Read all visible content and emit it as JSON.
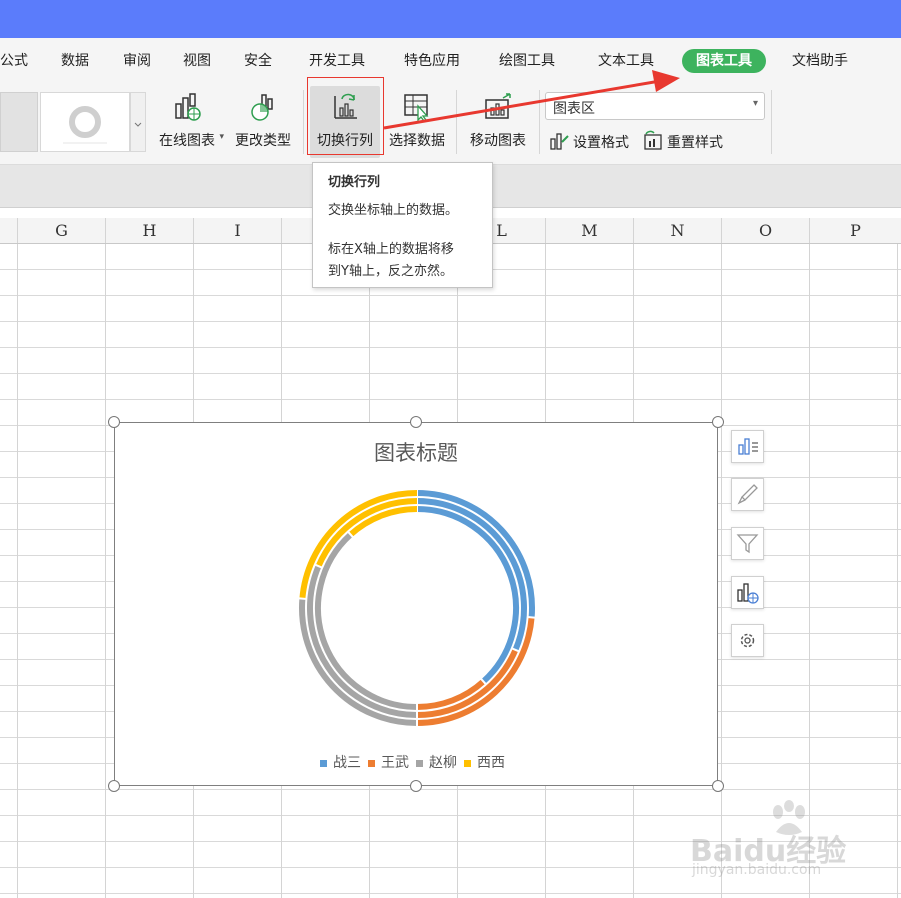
{
  "menu": {
    "tabs": [
      {
        "label": "公式"
      },
      {
        "label": "数据"
      },
      {
        "label": "审阅"
      },
      {
        "label": "视图"
      },
      {
        "label": "安全"
      },
      {
        "label": "开发工具"
      },
      {
        "label": "特色应用"
      },
      {
        "label": "绘图工具"
      },
      {
        "label": "文本工具"
      },
      {
        "label": "图表工具"
      },
      {
        "label": "文档助手"
      }
    ],
    "active_tab": "图表工具",
    "active_color": "#3db35e"
  },
  "ribbon": {
    "online_chart": "在线图表",
    "change_type": "更改类型",
    "switch_row_col": "切换行列",
    "select_data": "选择数据",
    "move_chart": "移动图表",
    "element_select_value": "图表区",
    "set_format": "设置格式",
    "reset_style": "重置样式"
  },
  "tooltip": {
    "title": "切换行列",
    "line1": "交换坐标轴上的数据。",
    "line2": "标在X轴上的数据将移",
    "line3": "到Y轴上，反之亦然。"
  },
  "columns": [
    "G",
    "H",
    "I",
    "",
    "",
    "L",
    "M",
    "N",
    "O",
    "P"
  ],
  "chart_data": {
    "type": "pie",
    "title": "图表标题",
    "legend": {
      "position": "bottom"
    },
    "series": [
      {
        "name": "战三",
        "color": "#5b9bd5"
      },
      {
        "name": "王武",
        "color": "#ed7d31"
      },
      {
        "name": "赵柳",
        "color": "#a5a5a5"
      },
      {
        "name": "西西",
        "color": "#ffc000"
      }
    ],
    "rings": [
      {
        "values": [
          0.263,
          0.237,
          0.263,
          0.237
        ]
      },
      {
        "values": [
          0.314,
          0.186,
          0.314,
          0.186
        ]
      },
      {
        "values": [
          0.383,
          0.117,
          0.383,
          0.117
        ]
      }
    ]
  },
  "chart_side_buttons": [
    {
      "icon": "chart-elements-icon"
    },
    {
      "icon": "chart-style-icon"
    },
    {
      "icon": "chart-filter-icon"
    },
    {
      "icon": "online-chart-icon"
    },
    {
      "icon": "settings-gear-icon"
    }
  ],
  "watermark": {
    "brand": "Baidu经验",
    "url": "jingyan.baidu.com"
  },
  "annotation_color": "#e8382f"
}
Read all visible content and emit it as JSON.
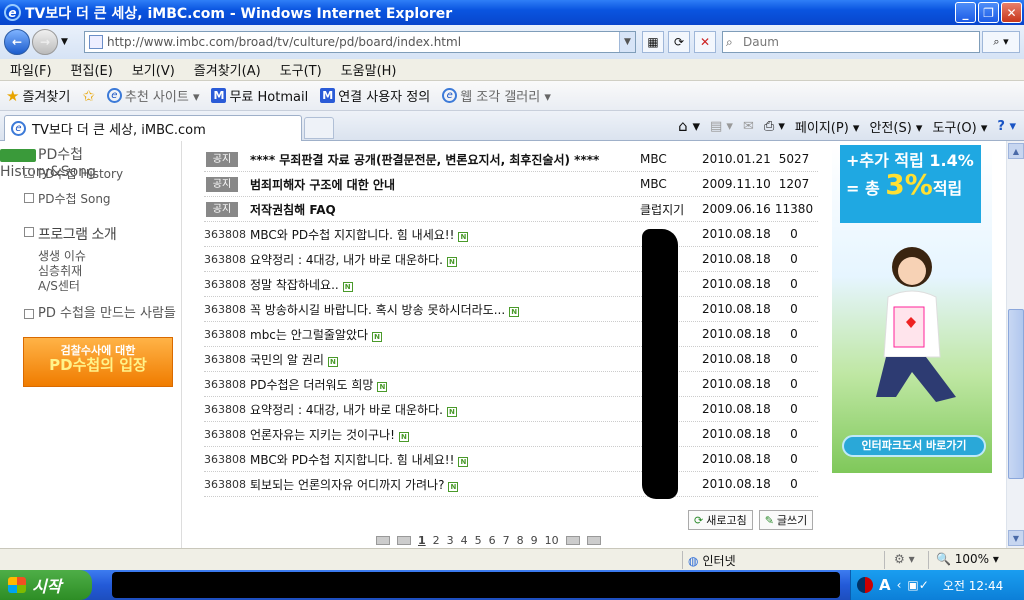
{
  "window": {
    "title": "TV보다 더 큰 세상, iMBC.com - Windows Internet Explorer"
  },
  "address": {
    "url": "http://www.imbc.com/broad/tv/culture/pd/board/index.html"
  },
  "search": {
    "placeholder": "Daum"
  },
  "menu": [
    "파일(F)",
    "편집(E)",
    "보기(V)",
    "즐겨찾기(A)",
    "도구(T)",
    "도움말(H)"
  ],
  "favbar": {
    "favorites": "즐겨찾기",
    "suggested": "추천 사이트 ▾",
    "hotmail": "무료 Hotmail",
    "linked": "연결 사용자 정의",
    "gallery": "웹 조각 갤러리 ▾"
  },
  "tab": {
    "label": "TV보다 더 큰 세상, iMBC.com"
  },
  "commands": {
    "page": "페이지(P) ▾",
    "safety": "안전(S) ▾",
    "tools": "도구(O) ▾"
  },
  "sidebar": {
    "header": "PD수첩 History&Song",
    "history": "PD수첩 History",
    "song": "PD수첩 Song",
    "program": "프로그램 소개",
    "program_items": [
      "생생 이슈",
      "심층취재",
      "A/S센터"
    ],
    "people": "PD 수첩을 만드는 사람들",
    "banner_top": "검찰수사에 대한",
    "banner_big": "PD수첩의 입장"
  },
  "board": {
    "notice_badge": "공지",
    "rows": [
      {
        "num": "",
        "notice": true,
        "subject": "**** 무죄판결 자료 공개(판결문전문, 변론요지서, 최후진술서) ****",
        "author": "MBC",
        "date": "2010.01.21",
        "count": "5027"
      },
      {
        "num": "",
        "notice": true,
        "subject": "범죄피해자 구조에 대한 안내",
        "author": "MBC",
        "date": "2009.11.10",
        "count": "1207"
      },
      {
        "num": "",
        "notice": true,
        "subject": "저작권침해 FAQ",
        "author": "클럽지기",
        "date": "2009.06.16",
        "count": "11380"
      },
      {
        "num": "363808",
        "notice": false,
        "subject": "MBC와 PD수첩 지지합니다. 힘 내세요!!",
        "author": "",
        "date": "2010.08.18",
        "count": "0"
      },
      {
        "num": "363808",
        "notice": false,
        "subject": "요약정리 : 4대강, 내가 바로 대운하다.",
        "author": "",
        "date": "2010.08.18",
        "count": "0"
      },
      {
        "num": "363808",
        "notice": false,
        "subject": "정말 착잡하네요..",
        "author": "",
        "date": "2010.08.18",
        "count": "0"
      },
      {
        "num": "363808",
        "notice": false,
        "subject": "꼭 방송하시길 바랍니다. 혹시 방송 못하시더라도...",
        "author": "",
        "date": "2010.08.18",
        "count": "0"
      },
      {
        "num": "363808",
        "notice": false,
        "subject": "mbc는 안그럴줄알았다",
        "author": "",
        "date": "2010.08.18",
        "count": "0"
      },
      {
        "num": "363808",
        "notice": false,
        "subject": "국민의 알 권리",
        "author": "",
        "date": "2010.08.18",
        "count": "0"
      },
      {
        "num": "363808",
        "notice": false,
        "subject": "PD수첩은 더러워도 희망",
        "author": "",
        "date": "2010.08.18",
        "count": "0"
      },
      {
        "num": "363808",
        "notice": false,
        "subject": "요약정리 : 4대강, 내가 바로 대운하다.",
        "author": "",
        "date": "2010.08.18",
        "count": "0"
      },
      {
        "num": "363808",
        "notice": false,
        "subject": "언론자유는 지키는 것이구나!",
        "author": "",
        "date": "2010.08.18",
        "count": "0"
      },
      {
        "num": "363808",
        "notice": false,
        "subject": "MBC와 PD수첩 지지합니다. 힘 내세요!!",
        "author": "",
        "date": "2010.08.18",
        "count": "0"
      },
      {
        "num": "363808",
        "notice": false,
        "subject": "퇴보되는 언론의자유 어디까지 가려나?",
        "author": "",
        "date": "2010.08.18",
        "count": "0"
      }
    ],
    "refresh": "새로고침",
    "write": "글쓰기",
    "pages": [
      "1",
      "2",
      "3",
      "4",
      "5",
      "6",
      "7",
      "8",
      "9",
      "10"
    ]
  },
  "ad": {
    "line1": "+추가 적립 1.4%",
    "line2_a": "= 총",
    "line2_b": "3%",
    "line2_c": "적립",
    "cta": "인터파크도서 바로가기"
  },
  "status": {
    "zone": "인터넷",
    "zoom": "🔍 100% ▾"
  },
  "taskbar": {
    "start": "시작",
    "clock": "오전 12:44"
  }
}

※ ※ ※

Work out how many lines of the data above contain the string "label" and give the number alone.

Answer for this exercise> 12